Exercise task a: Extract everything in the records from their first line down to the line containing "right-system-message: i 8:11", both ends included, and reproduce those lines exactly.

- Basic knowledge of Arm Treasure Data.
- Basic knowledge of Presto query engine.
Only specifying the columns you need
Actual data in Treasure Data is stored as a columnar storage format, which is optimized for the query using only specific columns. So restricting accessed columns can improve your query performance significantly. Please specify the needed columns instead of using a wildcard (*).
[GOOD]: SELECT time,user,host FROM tbl [BAD]: SELECT * FROM tbl
Leveraging Time-based partitioning
All imported data is automatically partitioned into hourly buckets, based on the ‘time’ field within each data record. By specifying the time range in your query, you can avoid reading unnecessary data and can thus speed up your query significantly.
1.) WHERE time <=> Integer
When the ‘time’ field within the WHERE clause is specified, the query parser will automatically detect which partition(s) should be processed. Please note that this auto detection will not work if you specify the time with
float instead of
[GOOD]: SELECT field1, field2, field3 FROM tbl WHERE time > 1349393020 [GOOD]: SELECT field1, field2, field3 FROM tbl WHERE time > 1349393020 + 3600 [GOOD]: SELECT field1, field2, field3 FROM tbl WHERE time > 1349393020 - 3600 [BAD]: SELECT field1, field2, field3 FROM tbl WHERE time > 13493930200 / 10 [BAD]: SELECT field1, field2, field3 FROM tbl WHERE time > 1349393020.00 [BAD]: SELECT field1, field2, field3 FROM tbl WHERE time BETWEEN 1349392000 AND 1349394000
An easier way to slice data is to use TD_TIME_RANGE UDF.

[Rows from a dataset]
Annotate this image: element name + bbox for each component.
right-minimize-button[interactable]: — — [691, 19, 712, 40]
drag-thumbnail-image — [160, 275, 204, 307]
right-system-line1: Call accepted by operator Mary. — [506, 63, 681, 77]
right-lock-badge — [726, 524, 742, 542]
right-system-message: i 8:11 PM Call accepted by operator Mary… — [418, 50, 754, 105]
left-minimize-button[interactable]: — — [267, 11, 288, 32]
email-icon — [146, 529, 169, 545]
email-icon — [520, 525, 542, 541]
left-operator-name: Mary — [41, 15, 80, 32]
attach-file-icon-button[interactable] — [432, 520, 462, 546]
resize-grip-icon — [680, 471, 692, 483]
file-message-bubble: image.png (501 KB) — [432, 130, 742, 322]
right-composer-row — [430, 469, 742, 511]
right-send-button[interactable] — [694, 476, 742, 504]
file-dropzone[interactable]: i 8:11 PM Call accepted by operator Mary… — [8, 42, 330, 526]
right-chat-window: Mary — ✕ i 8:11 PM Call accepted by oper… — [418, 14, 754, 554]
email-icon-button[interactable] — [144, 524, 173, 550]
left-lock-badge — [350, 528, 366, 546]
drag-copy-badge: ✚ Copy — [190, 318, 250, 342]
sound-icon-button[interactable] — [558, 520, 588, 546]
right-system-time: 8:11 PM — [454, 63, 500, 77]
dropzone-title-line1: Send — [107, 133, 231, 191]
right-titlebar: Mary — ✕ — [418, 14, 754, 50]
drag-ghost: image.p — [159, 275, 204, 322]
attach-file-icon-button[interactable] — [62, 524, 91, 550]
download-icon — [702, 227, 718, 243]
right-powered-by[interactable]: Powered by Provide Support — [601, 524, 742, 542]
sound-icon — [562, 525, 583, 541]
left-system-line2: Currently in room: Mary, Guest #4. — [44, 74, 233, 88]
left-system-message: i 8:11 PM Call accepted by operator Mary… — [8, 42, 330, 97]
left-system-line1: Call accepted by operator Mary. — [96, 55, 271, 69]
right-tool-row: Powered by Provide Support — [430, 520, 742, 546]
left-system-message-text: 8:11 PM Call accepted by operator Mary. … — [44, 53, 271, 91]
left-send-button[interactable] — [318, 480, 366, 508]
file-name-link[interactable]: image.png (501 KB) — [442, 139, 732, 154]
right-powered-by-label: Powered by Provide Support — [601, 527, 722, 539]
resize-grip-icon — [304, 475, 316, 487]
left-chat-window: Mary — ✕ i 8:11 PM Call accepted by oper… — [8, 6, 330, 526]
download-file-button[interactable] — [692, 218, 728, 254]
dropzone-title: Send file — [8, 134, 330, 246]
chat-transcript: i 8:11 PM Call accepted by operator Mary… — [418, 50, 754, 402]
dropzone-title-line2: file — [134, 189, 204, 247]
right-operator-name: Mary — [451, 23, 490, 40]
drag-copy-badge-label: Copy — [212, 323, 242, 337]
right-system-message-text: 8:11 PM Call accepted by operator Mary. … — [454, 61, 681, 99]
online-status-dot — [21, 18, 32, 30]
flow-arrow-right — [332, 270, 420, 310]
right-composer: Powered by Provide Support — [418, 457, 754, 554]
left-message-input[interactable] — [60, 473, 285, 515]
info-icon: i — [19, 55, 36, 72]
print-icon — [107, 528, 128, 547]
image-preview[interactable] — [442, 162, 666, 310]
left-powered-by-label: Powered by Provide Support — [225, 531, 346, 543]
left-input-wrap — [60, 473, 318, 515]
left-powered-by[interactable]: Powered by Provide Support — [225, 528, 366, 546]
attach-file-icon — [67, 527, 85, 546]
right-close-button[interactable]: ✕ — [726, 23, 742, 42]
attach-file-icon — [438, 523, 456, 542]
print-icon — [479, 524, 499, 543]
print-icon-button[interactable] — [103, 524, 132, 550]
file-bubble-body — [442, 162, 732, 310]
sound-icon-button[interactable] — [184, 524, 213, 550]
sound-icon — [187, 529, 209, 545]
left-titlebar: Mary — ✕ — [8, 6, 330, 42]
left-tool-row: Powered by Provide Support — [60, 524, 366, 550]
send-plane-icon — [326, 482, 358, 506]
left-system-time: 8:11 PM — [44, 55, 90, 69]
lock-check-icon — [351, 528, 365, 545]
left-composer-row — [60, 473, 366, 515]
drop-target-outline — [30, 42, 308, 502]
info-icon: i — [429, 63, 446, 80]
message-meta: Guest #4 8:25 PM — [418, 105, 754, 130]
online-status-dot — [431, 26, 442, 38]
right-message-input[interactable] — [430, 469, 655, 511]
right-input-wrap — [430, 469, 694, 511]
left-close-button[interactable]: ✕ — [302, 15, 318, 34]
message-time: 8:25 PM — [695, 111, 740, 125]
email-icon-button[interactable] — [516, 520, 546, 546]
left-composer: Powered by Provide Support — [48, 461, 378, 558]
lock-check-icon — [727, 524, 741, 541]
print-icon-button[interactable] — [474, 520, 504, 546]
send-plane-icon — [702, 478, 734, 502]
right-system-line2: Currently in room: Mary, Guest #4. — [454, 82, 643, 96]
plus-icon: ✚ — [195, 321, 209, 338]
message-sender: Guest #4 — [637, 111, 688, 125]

Exercise task b: Translate this sentence from the Treasure Data query tuning page into Spanish: "So restricting accessed columns can improve your query performance significantly."

Answer a:
Annotate this image: element name + bbox for each component.
right-minimize-button[interactable]: — — [691, 19, 712, 40]
drag-thumbnail-image — [160, 275, 204, 307]
right-system-line1: Call accepted by operator Mary. — [506, 63, 681, 77]
right-lock-badge — [726, 524, 742, 542]
right-system-message: i 8:11 PM Call accepted by operator Mary… — [418, 50, 754, 105]

Answer b: Por lo tanto, restringir las columnas a las que se accede puede mejorar significativamente el rendimiento de su consulta.